> **What to work on**:
The records below must be retyped exactly.

[Raw records]
──────────────────────────────
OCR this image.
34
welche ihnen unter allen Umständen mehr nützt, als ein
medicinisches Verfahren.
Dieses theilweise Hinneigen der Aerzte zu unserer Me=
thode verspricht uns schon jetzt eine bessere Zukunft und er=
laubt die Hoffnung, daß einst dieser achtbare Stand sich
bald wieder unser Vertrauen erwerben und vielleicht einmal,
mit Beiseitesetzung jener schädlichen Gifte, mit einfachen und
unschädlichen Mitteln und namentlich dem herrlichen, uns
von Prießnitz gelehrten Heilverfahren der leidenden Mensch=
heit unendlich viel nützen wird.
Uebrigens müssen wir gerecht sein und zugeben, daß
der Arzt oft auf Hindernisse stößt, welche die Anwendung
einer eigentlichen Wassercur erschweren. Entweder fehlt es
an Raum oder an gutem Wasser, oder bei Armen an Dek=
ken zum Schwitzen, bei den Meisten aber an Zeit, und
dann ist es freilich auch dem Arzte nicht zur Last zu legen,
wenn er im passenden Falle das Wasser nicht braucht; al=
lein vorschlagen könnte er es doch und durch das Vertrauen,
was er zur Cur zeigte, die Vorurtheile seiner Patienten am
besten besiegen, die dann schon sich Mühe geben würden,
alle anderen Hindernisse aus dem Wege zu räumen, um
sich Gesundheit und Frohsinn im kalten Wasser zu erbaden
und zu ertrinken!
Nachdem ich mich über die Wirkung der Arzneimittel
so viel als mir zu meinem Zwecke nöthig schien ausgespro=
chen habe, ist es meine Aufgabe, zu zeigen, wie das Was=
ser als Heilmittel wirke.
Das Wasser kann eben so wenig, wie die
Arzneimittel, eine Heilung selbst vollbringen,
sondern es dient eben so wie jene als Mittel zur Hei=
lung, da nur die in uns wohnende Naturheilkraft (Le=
──────────────────────────────
> **The answer**:
OCR this image.
34
welche ihnen unter allen Umständen mehr nützt, als ein
medicinisches Verfahren.
Dieses theilweise Hinneigen der Aerzte zu unserer Me=
thode verspricht uns schon jetzt eine bessere Zukunft und er=
laubt die Hoffnung, daß einst dieser achtbare Stand sich
bald wieder unser Vertrauen erwerben und vielleicht einmal,
mit Beiseitesetzung jener schädlichen Gifte, mit einfachen und
unschädlichen Mitteln und namentlich dem herrlichen, uns
von Prießnitz gelehrten Heilverfahren der leidenden Mensch=
heit unendlich viel nützen wird.
Uebrigens müssen wir gerecht sein und zugeben, daß
der Arzt oft auf Hindernisse stößt, welche die Anwendung
einer eigentlichen Wassercur erschweren. Entweder fehlt es
an Raum oder an gutem Wasser, oder bei Armen an Dek=
ken zum Schwitzen, bei den Meisten aber an Zeit, und
dann ist es freilich auch dem Arzte nicht zur Last zu legen,
wenn er im passenden Falle das Wasser nicht braucht; al=
lein vorschlagen könnte er es doch und durch das Vertrauen,
was er zur Cur zeigte, die Vorurtheile seiner Patienten am
besten besiegen, die dann schon sich Mühe geben würden,
alle anderen Hindernisse aus dem Wege zu räumen, um
sich Gesundheit und Frohsinn im kalten Wasser zu erbaden
und zu ertrinken!
Nachdem ich mich über die Wirkung der Arzneimittel
so viel als mir zu meinem Zwecke nöthig schien ausgespro=
chen habe, ist es meine Aufgabe, zu zeigen, wie das Was=
ser als Heilmittel wirke.
Das Wasser kann eben so wenig, wie die
Arzneimittel, eine Heilung selbst vollbringen,
sondern es dient eben so wie jene als Mittel zur Hei=
lung, da nur die in uns wohnende Naturheilkraft (Le=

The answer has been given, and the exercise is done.